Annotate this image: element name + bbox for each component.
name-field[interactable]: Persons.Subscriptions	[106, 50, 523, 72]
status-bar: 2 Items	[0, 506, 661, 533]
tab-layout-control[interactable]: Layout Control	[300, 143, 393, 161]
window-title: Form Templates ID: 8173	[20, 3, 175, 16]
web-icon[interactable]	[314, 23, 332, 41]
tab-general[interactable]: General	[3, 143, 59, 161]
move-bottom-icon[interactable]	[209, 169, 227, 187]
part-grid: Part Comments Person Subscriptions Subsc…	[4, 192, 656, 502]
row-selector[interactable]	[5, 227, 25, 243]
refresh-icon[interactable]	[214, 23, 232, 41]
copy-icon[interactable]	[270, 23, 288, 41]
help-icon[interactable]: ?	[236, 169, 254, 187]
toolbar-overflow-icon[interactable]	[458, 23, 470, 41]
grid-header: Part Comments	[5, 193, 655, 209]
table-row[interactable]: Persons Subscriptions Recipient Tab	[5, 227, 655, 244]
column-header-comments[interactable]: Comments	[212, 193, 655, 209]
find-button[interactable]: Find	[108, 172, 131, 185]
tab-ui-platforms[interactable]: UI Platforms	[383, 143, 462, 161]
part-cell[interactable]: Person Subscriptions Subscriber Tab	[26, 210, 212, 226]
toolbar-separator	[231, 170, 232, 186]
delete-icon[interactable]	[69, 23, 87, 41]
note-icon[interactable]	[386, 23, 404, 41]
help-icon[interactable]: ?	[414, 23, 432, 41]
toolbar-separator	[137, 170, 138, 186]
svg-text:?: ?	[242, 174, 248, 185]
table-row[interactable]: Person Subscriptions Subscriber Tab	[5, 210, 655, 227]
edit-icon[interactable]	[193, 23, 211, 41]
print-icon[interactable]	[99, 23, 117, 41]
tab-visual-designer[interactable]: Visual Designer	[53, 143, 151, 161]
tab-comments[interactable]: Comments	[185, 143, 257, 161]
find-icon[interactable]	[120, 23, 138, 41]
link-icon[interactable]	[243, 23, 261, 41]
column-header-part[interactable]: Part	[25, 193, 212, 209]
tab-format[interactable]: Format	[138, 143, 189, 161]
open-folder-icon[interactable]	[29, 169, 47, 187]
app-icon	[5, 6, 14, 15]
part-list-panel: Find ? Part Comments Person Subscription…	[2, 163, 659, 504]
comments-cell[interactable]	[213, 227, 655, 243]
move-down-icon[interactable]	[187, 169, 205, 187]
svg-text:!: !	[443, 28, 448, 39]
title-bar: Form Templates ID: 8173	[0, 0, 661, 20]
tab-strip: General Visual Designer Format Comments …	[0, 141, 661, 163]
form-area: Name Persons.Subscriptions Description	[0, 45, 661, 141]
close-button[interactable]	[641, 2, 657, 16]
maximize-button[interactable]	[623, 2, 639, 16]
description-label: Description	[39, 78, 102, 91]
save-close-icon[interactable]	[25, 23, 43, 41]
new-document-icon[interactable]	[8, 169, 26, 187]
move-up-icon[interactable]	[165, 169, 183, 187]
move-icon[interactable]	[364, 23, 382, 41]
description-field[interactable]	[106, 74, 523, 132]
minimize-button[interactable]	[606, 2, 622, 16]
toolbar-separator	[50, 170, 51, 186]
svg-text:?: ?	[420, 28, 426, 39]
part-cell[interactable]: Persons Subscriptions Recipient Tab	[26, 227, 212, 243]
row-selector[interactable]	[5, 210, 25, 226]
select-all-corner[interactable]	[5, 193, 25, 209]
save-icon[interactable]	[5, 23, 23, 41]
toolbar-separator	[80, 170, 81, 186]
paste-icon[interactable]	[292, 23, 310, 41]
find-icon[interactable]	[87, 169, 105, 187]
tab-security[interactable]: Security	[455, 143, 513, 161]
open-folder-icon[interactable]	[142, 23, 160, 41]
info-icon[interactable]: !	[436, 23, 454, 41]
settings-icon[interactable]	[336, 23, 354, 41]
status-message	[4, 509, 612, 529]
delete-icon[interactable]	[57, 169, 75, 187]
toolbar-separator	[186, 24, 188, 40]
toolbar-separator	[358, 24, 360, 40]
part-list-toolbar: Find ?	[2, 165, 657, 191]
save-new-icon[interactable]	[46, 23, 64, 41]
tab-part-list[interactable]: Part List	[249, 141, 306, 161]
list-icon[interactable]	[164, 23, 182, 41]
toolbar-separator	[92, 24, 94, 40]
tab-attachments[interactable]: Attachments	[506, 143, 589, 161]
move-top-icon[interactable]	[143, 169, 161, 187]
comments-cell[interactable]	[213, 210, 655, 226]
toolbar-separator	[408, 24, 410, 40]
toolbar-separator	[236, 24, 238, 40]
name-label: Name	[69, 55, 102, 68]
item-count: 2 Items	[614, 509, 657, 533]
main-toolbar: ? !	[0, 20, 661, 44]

What to work on: Reproduce the entire listing above verbatim, from its first line through its last.

Solved exercise:
Annotate this image: element name + bbox for each component.
name-field[interactable]: Persons.Subscriptions	[106, 50, 523, 72]
status-bar: 2 Items	[0, 506, 661, 533]
tab-layout-control[interactable]: Layout Control	[300, 143, 393, 161]
window-title: Form Templates ID: 8173	[20, 3, 175, 16]
web-icon[interactable]	[314, 23, 332, 41]
tab-general[interactable]: General	[3, 143, 59, 161]
move-bottom-icon[interactable]	[209, 169, 227, 187]
part-grid: Part Comments Person Subscriptions Subsc…	[4, 192, 656, 502]
row-selector[interactable]	[5, 227, 25, 243]
refresh-icon[interactable]	[214, 23, 232, 41]
copy-icon[interactable]	[270, 23, 288, 41]
help-icon[interactable]: ?	[236, 169, 254, 187]
toolbar-overflow-icon[interactable]	[458, 23, 470, 41]
grid-header: Part Comments	[5, 193, 655, 209]
table-row[interactable]: Persons Subscriptions Recipient Tab	[5, 227, 655, 244]
column-header-comments[interactable]: Comments	[212, 193, 655, 209]
find-button[interactable]: Find	[108, 172, 131, 185]
tab-ui-platforms[interactable]: UI Platforms	[383, 143, 462, 161]
part-cell[interactable]: Person Subscriptions Subscriber Tab	[26, 210, 212, 226]
toolbar-separator	[231, 170, 232, 186]
delete-icon[interactable]	[69, 23, 87, 41]
note-icon[interactable]	[386, 23, 404, 41]
help-icon[interactable]: ?	[414, 23, 432, 41]
toolbar-separator	[137, 170, 138, 186]
svg-text:?: ?	[242, 174, 248, 185]
table-row[interactable]: Person Subscriptions Subscriber Tab	[5, 210, 655, 227]
edit-icon[interactable]	[193, 23, 211, 41]
print-icon[interactable]	[99, 23, 117, 41]
tab-visual-designer[interactable]: Visual Designer	[53, 143, 151, 161]
tab-comments[interactable]: Comments	[185, 143, 257, 161]
find-icon[interactable]	[120, 23, 138, 41]
link-icon[interactable]	[243, 23, 261, 41]
column-header-part[interactable]: Part	[25, 193, 212, 209]
tab-format[interactable]: Format	[138, 143, 189, 161]
open-folder-icon[interactable]	[29, 169, 47, 187]
app-icon	[5, 6, 14, 15]
part-list-panel: Find ? Part Comments Person Subscription…	[2, 163, 659, 504]
comments-cell[interactable]	[213, 227, 655, 243]
move-down-icon[interactable]	[187, 169, 205, 187]
svg-text:!: !	[443, 28, 448, 39]
title-bar: Form Templates ID: 8173	[0, 0, 661, 20]
tab-strip: General Visual Designer Format Comments …	[0, 141, 661, 163]
form-area: Name Persons.Subscriptions Description	[0, 45, 661, 141]
close-button[interactable]	[641, 2, 657, 16]
maximize-button[interactable]	[623, 2, 639, 16]
description-label: Description	[39, 78, 102, 91]
save-close-icon[interactable]	[25, 23, 43, 41]
new-document-icon[interactable]	[8, 169, 26, 187]
move-up-icon[interactable]	[165, 169, 183, 187]
move-icon[interactable]	[364, 23, 382, 41]
description-field[interactable]	[106, 74, 523, 132]
minimize-button[interactable]	[606, 2, 622, 16]
toolbar-separator	[50, 170, 51, 186]
svg-text:?: ?	[420, 28, 426, 39]
part-cell[interactable]: Persons Subscriptions Recipient Tab	[26, 227, 212, 243]
row-selector[interactable]	[5, 210, 25, 226]
select-all-corner[interactable]	[5, 193, 25, 209]
save-icon[interactable]	[5, 23, 23, 41]
toolbar-separator	[80, 170, 81, 186]
paste-icon[interactable]	[292, 23, 310, 41]
find-icon[interactable]	[87, 169, 105, 187]
tab-security[interactable]: Security	[455, 143, 513, 161]
open-folder-icon[interactable]	[142, 23, 160, 41]
info-icon[interactable]: !	[436, 23, 454, 41]
settings-icon[interactable]	[336, 23, 354, 41]
status-message	[4, 509, 612, 529]
delete-icon[interactable]	[57, 169, 75, 187]
toolbar-separator	[186, 24, 188, 40]
toolbar-separator	[358, 24, 360, 40]
part-list-toolbar: Find ?	[2, 165, 657, 191]
save-new-icon[interactable]	[46, 23, 64, 41]
tab-part-list[interactable]: Part List	[249, 141, 306, 161]
list-icon[interactable]	[164, 23, 182, 41]
toolbar-separator	[92, 24, 94, 40]
tab-attachments[interactable]: Attachments	[506, 143, 589, 161]
move-top-icon[interactable]	[143, 169, 161, 187]
comments-cell[interactable]	[213, 210, 655, 226]
toolbar-separator	[408, 24, 410, 40]
toolbar-separator	[236, 24, 238, 40]
name-label: Name	[69, 55, 102, 68]
item-count: 2 Items	[614, 509, 657, 533]
main-toolbar: ? !	[0, 20, 661, 44]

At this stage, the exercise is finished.